-- begin Raw data --

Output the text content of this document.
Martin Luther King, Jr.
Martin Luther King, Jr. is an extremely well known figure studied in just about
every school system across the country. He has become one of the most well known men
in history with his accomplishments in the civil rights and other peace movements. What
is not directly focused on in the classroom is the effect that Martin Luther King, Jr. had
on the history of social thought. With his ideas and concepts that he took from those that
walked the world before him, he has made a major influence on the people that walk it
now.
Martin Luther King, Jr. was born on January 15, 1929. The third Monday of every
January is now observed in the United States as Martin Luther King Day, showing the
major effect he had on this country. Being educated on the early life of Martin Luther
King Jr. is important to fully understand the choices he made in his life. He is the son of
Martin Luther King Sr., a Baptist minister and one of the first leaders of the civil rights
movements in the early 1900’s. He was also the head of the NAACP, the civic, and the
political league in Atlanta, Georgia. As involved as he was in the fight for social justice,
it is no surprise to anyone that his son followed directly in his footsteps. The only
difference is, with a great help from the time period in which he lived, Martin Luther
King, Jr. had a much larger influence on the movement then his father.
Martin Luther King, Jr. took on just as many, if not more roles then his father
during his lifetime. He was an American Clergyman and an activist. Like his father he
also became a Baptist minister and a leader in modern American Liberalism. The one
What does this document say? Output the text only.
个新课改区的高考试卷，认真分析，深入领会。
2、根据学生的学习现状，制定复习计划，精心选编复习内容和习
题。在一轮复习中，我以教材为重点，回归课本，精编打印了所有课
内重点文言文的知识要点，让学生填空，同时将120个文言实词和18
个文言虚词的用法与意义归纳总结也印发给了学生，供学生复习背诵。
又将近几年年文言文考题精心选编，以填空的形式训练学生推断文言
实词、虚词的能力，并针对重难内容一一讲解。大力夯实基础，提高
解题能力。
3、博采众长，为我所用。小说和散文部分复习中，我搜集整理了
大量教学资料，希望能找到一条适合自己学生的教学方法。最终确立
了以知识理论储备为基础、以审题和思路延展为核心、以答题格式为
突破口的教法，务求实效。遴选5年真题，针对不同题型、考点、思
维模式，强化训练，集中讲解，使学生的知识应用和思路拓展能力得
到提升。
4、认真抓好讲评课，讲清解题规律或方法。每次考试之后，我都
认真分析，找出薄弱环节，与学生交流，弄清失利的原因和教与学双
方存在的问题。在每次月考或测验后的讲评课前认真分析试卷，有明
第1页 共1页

-- end Raw data --

• **Exercise brief**: Every line from the one containing "What does this" through the end of the entries above must be echoed exactly, with both ends kept.

• **Complete response**:
What does this document say? Output the text only.
个新课改区的高考试卷，认真分析，深入领会。
2、根据学生的学习现状，制定复习计划，精心选编复习内容和习
题。在一轮复习中，我以教材为重点，回归课本，精编打印了所有课
内重点文言文的知识要点，让学生填空，同时将120个文言实词和18
个文言虚词的用法与意义归纳总结也印发给了学生，供学生复习背诵。
又将近几年年文言文考题精心选编，以填空的形式训练学生推断文言
实词、虚词的能力，并针对重难内容一一讲解。大力夯实基础，提高
解题能力。
3、博采众长，为我所用。小说和散文部分复习中，我搜集整理了
大量教学资料，希望能找到一条适合自己学生的教学方法。最终确立
了以知识理论储备为基础、以审题和思路延展为核心、以答题格式为
突破口的教法，务求实效。遴选5年真题，针对不同题型、考点、思
维模式，强化训练，集中讲解，使学生的知识应用和思路拓展能力得
到提升。
4、认真抓好讲评课，讲清解题规律或方法。每次考试之后，我都
认真分析，找出薄弱环节，与学生交流，弄清失利的原因和教与学双
方存在的问题。在每次月考或测验后的讲评课前认真分析试卷，有明
第1页 共1页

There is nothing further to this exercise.